**Work required**
Extract every line from the records below that contains the word "участок".

[start of Data for this task]

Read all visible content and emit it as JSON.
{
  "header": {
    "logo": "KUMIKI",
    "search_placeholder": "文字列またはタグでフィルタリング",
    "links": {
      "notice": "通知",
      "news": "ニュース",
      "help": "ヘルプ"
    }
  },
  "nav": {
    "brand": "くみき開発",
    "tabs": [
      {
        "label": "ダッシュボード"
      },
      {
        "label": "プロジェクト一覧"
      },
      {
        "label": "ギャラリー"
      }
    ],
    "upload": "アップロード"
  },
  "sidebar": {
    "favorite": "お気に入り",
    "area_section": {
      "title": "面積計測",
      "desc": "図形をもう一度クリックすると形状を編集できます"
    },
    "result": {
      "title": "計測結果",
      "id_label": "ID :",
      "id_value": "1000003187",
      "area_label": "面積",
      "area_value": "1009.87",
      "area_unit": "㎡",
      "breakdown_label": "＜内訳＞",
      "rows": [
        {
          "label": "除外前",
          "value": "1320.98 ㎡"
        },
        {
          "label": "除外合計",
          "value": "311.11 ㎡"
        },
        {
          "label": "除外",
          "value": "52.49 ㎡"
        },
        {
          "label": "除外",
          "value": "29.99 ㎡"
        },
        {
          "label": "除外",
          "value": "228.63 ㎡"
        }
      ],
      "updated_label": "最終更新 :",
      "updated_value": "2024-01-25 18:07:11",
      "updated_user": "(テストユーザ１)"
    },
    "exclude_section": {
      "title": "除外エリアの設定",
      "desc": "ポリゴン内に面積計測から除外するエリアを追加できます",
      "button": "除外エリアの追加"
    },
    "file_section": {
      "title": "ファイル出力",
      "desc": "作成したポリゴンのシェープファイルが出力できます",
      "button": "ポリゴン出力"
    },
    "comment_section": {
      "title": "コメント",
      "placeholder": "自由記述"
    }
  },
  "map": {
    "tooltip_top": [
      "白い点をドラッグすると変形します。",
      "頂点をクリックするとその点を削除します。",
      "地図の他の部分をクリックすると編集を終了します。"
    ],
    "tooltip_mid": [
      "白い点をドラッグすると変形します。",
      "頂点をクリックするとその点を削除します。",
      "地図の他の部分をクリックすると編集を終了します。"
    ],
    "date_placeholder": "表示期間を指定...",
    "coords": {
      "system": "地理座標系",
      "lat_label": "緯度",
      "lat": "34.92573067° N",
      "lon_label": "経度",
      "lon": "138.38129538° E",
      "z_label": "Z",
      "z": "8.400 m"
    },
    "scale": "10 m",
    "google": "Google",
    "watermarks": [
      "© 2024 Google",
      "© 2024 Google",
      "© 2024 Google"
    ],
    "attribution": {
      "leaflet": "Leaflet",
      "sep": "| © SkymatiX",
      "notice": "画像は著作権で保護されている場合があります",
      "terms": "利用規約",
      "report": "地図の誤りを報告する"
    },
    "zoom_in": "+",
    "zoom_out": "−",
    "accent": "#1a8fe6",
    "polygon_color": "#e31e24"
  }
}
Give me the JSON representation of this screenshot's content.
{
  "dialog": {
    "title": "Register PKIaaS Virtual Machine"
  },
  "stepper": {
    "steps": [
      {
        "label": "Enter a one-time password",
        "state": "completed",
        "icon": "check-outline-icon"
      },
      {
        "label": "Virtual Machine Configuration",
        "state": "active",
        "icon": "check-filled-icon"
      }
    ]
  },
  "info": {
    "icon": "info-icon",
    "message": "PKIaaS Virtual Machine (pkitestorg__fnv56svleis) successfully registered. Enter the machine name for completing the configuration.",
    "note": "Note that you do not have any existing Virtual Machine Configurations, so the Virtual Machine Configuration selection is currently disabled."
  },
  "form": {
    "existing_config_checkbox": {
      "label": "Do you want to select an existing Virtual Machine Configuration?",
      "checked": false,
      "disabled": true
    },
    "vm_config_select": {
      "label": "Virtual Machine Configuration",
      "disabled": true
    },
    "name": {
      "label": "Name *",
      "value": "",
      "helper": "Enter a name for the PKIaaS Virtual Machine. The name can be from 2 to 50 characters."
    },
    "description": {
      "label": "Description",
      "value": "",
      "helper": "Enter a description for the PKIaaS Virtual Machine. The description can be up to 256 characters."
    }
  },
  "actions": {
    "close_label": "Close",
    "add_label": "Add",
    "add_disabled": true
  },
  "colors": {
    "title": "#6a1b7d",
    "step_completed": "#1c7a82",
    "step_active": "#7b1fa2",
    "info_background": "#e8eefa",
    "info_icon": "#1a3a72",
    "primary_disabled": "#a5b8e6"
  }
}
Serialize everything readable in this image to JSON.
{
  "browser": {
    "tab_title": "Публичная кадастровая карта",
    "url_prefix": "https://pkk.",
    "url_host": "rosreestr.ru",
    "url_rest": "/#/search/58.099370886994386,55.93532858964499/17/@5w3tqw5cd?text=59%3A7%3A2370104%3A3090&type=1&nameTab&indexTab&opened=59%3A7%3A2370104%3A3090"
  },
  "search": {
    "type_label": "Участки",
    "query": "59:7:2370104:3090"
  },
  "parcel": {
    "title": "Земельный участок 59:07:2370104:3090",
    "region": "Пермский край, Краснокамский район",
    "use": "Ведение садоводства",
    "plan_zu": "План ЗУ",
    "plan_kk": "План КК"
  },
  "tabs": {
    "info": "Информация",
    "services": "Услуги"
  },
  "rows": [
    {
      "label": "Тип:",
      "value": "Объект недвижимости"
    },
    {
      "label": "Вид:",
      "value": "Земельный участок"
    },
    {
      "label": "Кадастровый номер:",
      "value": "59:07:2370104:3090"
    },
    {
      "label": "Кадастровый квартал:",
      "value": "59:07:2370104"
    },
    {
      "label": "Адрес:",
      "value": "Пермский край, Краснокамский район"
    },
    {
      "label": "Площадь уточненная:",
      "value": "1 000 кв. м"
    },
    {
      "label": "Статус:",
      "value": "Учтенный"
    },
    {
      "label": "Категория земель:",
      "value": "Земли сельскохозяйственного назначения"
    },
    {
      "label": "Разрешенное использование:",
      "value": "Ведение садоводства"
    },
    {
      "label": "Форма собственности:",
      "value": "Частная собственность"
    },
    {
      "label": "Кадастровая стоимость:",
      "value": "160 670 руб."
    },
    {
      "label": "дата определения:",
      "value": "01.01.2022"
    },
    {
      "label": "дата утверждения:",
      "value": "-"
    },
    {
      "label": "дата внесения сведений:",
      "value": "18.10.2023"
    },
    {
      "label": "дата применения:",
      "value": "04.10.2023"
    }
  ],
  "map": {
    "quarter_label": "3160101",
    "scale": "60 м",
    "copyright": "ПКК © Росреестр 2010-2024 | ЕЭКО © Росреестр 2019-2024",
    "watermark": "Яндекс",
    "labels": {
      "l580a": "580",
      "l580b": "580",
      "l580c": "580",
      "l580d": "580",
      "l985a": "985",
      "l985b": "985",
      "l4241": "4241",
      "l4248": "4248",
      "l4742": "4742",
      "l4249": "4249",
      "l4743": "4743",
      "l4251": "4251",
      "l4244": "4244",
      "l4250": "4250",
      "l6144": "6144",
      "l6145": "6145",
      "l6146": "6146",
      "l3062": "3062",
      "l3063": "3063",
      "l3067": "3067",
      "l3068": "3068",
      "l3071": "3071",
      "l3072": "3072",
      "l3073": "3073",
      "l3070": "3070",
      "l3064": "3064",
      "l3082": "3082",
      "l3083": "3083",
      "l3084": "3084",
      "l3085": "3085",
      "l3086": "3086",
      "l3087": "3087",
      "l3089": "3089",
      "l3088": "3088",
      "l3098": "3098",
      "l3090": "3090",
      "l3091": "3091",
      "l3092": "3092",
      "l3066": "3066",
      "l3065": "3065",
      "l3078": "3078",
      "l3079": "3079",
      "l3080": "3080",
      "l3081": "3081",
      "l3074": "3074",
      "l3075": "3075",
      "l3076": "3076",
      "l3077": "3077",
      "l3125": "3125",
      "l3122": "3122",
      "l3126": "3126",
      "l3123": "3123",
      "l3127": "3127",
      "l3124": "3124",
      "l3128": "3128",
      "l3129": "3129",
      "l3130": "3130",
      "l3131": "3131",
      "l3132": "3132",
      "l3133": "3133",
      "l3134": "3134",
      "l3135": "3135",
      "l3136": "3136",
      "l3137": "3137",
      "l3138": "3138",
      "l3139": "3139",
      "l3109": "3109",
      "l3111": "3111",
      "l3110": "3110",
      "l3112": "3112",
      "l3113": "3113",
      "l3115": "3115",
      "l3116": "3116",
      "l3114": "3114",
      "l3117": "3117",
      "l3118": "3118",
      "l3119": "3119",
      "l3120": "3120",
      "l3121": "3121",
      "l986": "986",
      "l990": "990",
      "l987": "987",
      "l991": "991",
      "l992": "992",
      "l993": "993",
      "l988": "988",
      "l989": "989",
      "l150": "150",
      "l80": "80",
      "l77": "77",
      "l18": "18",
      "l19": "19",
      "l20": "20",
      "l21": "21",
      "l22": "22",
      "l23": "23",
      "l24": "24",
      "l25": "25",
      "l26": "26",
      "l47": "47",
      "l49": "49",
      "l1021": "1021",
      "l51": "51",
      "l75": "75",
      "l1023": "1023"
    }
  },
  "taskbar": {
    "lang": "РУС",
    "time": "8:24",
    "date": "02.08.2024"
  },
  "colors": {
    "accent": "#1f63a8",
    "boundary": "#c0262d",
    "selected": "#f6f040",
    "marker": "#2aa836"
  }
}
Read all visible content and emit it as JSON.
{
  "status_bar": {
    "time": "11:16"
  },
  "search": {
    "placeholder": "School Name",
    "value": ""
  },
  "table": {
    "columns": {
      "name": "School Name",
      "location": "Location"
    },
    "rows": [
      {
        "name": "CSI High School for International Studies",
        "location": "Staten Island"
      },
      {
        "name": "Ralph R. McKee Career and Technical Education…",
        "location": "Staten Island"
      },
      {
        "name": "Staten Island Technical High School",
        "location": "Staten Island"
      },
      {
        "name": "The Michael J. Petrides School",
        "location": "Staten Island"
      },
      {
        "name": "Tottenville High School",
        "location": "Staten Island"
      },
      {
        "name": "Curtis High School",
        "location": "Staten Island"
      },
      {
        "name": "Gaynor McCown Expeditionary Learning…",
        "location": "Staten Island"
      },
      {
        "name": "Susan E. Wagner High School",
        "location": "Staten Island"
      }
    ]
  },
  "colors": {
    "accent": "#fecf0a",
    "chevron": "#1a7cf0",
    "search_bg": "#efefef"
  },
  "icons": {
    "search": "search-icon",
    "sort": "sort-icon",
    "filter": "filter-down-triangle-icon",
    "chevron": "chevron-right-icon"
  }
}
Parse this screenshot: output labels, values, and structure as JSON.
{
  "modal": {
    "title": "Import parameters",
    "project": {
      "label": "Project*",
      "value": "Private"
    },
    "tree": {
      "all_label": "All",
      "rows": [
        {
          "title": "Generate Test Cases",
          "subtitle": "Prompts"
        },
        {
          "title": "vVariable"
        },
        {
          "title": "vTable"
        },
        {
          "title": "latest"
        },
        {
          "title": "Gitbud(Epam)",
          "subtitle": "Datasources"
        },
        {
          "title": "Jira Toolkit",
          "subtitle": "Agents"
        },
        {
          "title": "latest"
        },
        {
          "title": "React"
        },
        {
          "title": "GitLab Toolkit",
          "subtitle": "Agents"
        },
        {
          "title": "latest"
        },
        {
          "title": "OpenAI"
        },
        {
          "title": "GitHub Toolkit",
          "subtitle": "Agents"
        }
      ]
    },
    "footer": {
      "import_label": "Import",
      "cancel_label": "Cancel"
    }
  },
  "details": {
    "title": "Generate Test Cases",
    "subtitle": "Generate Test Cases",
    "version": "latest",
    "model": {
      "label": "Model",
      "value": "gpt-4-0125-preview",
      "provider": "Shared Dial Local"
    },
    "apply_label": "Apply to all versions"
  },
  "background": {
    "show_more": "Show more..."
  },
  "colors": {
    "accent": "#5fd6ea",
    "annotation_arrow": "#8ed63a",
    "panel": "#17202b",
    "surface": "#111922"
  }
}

[end of Data for this task]

**Written response**
    "title": "Земельный участок 59:07:2370104:3090",
      "value": "Земельный участок"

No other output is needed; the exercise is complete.